Can you quote the records below in full, word for word?

=== Stored data entries ===
-------------------------
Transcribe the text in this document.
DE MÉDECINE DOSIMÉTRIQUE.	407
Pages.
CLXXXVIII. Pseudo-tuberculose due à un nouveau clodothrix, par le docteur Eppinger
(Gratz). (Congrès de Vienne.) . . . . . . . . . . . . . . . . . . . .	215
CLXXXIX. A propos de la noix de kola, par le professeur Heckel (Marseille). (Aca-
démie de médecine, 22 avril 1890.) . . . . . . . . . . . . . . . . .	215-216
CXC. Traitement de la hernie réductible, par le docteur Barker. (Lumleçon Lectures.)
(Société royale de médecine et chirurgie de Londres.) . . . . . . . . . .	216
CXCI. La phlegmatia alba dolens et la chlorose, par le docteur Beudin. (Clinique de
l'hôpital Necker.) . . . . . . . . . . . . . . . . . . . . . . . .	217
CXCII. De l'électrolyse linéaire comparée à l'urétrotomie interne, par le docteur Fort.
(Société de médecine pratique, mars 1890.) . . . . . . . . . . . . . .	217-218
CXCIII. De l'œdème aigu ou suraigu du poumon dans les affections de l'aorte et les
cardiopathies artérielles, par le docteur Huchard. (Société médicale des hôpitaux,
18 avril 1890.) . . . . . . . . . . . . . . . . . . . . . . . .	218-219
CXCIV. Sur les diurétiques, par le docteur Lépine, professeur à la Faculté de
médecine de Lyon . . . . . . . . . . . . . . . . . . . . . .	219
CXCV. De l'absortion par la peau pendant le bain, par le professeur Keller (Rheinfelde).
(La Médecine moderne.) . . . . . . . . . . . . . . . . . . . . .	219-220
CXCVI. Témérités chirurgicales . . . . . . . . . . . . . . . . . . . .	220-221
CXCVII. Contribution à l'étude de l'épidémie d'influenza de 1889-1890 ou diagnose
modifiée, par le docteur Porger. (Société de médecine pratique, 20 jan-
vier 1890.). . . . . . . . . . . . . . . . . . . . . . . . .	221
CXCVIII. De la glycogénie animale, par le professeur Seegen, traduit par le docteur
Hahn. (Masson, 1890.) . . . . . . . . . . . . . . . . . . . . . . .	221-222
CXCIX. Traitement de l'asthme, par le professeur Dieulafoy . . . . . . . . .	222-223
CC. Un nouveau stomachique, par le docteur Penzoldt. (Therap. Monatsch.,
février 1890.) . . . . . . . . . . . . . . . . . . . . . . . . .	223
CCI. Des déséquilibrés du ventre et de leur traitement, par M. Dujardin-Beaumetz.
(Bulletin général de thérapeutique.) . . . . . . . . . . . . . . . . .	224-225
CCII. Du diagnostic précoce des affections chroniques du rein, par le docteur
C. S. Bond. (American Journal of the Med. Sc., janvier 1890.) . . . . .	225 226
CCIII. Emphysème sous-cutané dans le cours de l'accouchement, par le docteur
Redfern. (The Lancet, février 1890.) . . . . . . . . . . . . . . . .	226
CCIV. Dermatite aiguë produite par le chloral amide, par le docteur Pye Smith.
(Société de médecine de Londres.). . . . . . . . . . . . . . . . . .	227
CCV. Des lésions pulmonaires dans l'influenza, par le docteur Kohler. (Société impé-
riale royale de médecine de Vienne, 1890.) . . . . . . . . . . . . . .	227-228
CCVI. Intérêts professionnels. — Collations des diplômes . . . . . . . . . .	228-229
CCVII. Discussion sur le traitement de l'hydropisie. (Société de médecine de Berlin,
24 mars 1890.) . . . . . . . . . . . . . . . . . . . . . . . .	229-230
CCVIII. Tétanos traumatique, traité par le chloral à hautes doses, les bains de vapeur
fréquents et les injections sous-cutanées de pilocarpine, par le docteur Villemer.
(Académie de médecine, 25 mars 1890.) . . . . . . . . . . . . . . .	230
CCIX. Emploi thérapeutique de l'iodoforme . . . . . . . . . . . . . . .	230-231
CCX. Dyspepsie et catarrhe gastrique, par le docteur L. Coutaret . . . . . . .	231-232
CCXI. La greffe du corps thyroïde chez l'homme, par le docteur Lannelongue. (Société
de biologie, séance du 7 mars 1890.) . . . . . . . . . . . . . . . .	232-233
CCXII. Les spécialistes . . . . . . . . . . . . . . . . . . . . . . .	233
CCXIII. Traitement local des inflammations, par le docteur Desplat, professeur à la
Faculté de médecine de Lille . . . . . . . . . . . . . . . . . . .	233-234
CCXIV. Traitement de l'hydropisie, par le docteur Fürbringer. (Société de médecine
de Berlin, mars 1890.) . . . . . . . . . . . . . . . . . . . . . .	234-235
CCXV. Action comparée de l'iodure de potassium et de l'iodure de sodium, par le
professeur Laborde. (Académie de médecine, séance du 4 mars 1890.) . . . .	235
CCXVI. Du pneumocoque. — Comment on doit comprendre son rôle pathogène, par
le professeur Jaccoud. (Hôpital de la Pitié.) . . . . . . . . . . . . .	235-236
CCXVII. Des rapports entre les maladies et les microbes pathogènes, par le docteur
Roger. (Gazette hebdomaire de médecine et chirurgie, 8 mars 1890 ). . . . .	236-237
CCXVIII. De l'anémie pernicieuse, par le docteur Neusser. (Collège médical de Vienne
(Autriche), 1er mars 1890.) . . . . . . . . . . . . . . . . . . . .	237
-------------------------
=== Solution to this task ===
Transcribe the text in this document.
DE MÉDECINE DOSIMÉTRIQUE.	407
Pages.
CLXXXVIII. Pseudo-tuberculose due à un nouveau clodothrix, par le docteur Eppinger
(Gratz). (Congrès de Vienne.) . . . . . . . . . . . . . . . . . . . .	215
CLXXXIX. A propos de la noix de kola, par le professeur Heckel (Marseille). (Aca-
démie de médecine, 22 avril 1890.) . . . . . . . . . . . . . . . . .	215-216
CXC. Traitement de la hernie réductible, par le docteur Barker. (Lumleçon Lectures.)
(Société royale de médecine et chirurgie de Londres.) . . . . . . . . . .	216
CXCI. La phlegmatia alba dolens et la chlorose, par le docteur Beudin. (Clinique de
l'hôpital Necker.) . . . . . . . . . . . . . . . . . . . . . . . .	217
CXCII. De l'électrolyse linéaire comparée à l'urétrotomie interne, par le docteur Fort.
(Société de médecine pratique, mars 1890.) . . . . . . . . . . . . . .	217-218
CXCIII. De l'œdème aigu ou suraigu du poumon dans les affections de l'aorte et les
cardiopathies artérielles, par le docteur Huchard. (Société médicale des hôpitaux,
18 avril 1890.) . . . . . . . . . . . . . . . . . . . . . . . .	218-219
CXCIV. Sur les diurétiques, par le docteur Lépine, professeur à la Faculté de
médecine de Lyon . . . . . . . . . . . . . . . . . . . . . .	219
CXCV. De l'absortion par la peau pendant le bain, par le professeur Keller (Rheinfelde).
(La Médecine moderne.) . . . . . . . . . . . . . . . . . . . . .	219-220
CXCVI. Témérités chirurgicales . . . . . . . . . . . . . . . . . . . .	220-221
CXCVII. Contribution à l'étude de l'épidémie d'influenza de 1889-1890 ou diagnose
modifiée, par le docteur Porger. (Société de médecine pratique, 20 jan-
vier 1890.). . . . . . . . . . . . . . . . . . . . . . . . .	221
CXCVIII. De la glycogénie animale, par le professeur Seegen, traduit par le docteur
Hahn. (Masson, 1890.) . . . . . . . . . . . . . . . . . . . . . . .	221-222
CXCIX. Traitement de l'asthme, par le professeur Dieulafoy . . . . . . . . .	222-223
CC. Un nouveau stomachique, par le docteur Penzoldt. (Therap. Monatsch.,
février 1890.) . . . . . . . . . . . . . . . . . . . . . . . . .	223
CCI. Des déséquilibrés du ventre et de leur traitement, par M. Dujardin-Beaumetz.
(Bulletin général de thérapeutique.) . . . . . . . . . . . . . . . . .	224-225
CCII. Du diagnostic précoce des affections chroniques du rein, par le docteur
C. S. Bond. (American Journal of the Med. Sc., janvier 1890.) . . . . .	225 226
CCIII. Emphysème sous-cutané dans le cours de l'accouchement, par le docteur
Redfern. (The Lancet, février 1890.) . . . . . . . . . . . . . . . .	226
CCIV. Dermatite aiguë produite par le chloral amide, par le docteur Pye Smith.
(Société de médecine de Londres.). . . . . . . . . . . . . . . . . .	227
CCV. Des lésions pulmonaires dans l'influenza, par le docteur Kohler. (Société impé-
riale royale de médecine de Vienne, 1890.) . . . . . . . . . . . . . .	227-228
CCVI. Intérêts professionnels. — Collations des diplômes . . . . . . . . . .	228-229
CCVII. Discussion sur le traitement de l'hydropisie. (Société de médecine de Berlin,
24 mars 1890.) . . . . . . . . . . . . . . . . . . . . . . . .	229-230
CCVIII. Tétanos traumatique, traité par le chloral à hautes doses, les bains de vapeur
fréquents et les injections sous-cutanées de pilocarpine, par le docteur Villemer.
(Académie de médecine, 25 mars 1890.) . . . . . . . . . . . . . . .	230
CCIX. Emploi thérapeutique de l'iodoforme . . . . . . . . . . . . . . .	230-231
CCX. Dyspepsie et catarrhe gastrique, par le docteur L. Coutaret . . . . . . .	231-232
CCXI. La greffe du corps thyroïde chez l'homme, par le docteur Lannelongue. (Société
de biologie, séance du 7 mars 1890.) . . . . . . . . . . . . . . . .	232-233
CCXII. Les spécialistes . . . . . . . . . . . . . . . . . . . . . . .	233
CCXIII. Traitement local des inflammations, par le docteur Desplat, professeur à la
Faculté de médecine de Lille . . . . . . . . . . . . . . . . . . .	233-234
CCXIV. Traitement de l'hydropisie, par le docteur Fürbringer. (Société de médecine
de Berlin, mars 1890.) . . . . . . . . . . . . . . . . . . . . . .	234-235
CCXV. Action comparée de l'iodure de potassium et de l'iodure de sodium, par le
professeur Laborde. (Académie de médecine, séance du 4 mars 1890.) . . . .	235
CCXVI. Du pneumocoque. — Comment on doit comprendre son rôle pathogène, par
le professeur Jaccoud. (Hôpital de la Pitié.) . . . . . . . . . . . . .	235-236
CCXVII. Des rapports entre les maladies et les microbes pathogènes, par le docteur
Roger. (Gazette hebdomaire de médecine et chirurgie, 8 mars 1890 ). . . . .	236-237
CCXVIII. De l'anémie pernicieuse, par le docteur Neusser. (Collège médical de Vienne
(Autriche), 1er mars 1890.) . . . . . . . . . . . . . . . . . . . .	237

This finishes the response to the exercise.